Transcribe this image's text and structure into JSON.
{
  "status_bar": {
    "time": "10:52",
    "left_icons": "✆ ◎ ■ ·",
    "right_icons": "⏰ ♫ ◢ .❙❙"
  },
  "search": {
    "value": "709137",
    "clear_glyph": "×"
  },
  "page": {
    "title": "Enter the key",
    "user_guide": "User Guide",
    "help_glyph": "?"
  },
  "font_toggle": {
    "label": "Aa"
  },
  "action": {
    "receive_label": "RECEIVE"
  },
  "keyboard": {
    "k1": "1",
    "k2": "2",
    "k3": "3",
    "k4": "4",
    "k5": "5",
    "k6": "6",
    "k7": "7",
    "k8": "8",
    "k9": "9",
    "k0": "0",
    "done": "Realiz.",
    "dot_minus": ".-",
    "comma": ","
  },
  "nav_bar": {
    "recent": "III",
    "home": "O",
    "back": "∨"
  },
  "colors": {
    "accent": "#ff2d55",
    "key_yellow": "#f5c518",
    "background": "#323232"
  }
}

───

[Exercise instructions]
Every line of the records above needs to be given again exactly.

[Result for this exercise]
Transcribe this image's text and structure into JSON.
{
  "status_bar": {
    "time": "10:52",
    "left_icons": "✆ ◎ ■ ·",
    "right_icons": "⏰ ♫ ◢ .❙❙"
  },
  "search": {
    "value": "709137",
    "clear_glyph": "×"
  },
  "page": {
    "title": "Enter the key",
    "user_guide": "User Guide",
    "help_glyph": "?"
  },
  "font_toggle": {
    "label": "Aa"
  },
  "action": {
    "receive_label": "RECEIVE"
  },
  "keyboard": {
    "k1": "1",
    "k2": "2",
    "k3": "3",
    "k4": "4",
    "k5": "5",
    "k6": "6",
    "k7": "7",
    "k8": "8",
    "k9": "9",
    "k0": "0",
    "done": "Realiz.",
    "dot_minus": ".-",
    "comma": ","
  },
  "nav_bar": {
    "recent": "III",
    "home": "O",
    "back": "∨"
  },
  "colors": {
    "accent": "#ff2d55",
    "key_yellow": "#f5c518",
    "background": "#323232"
  }
}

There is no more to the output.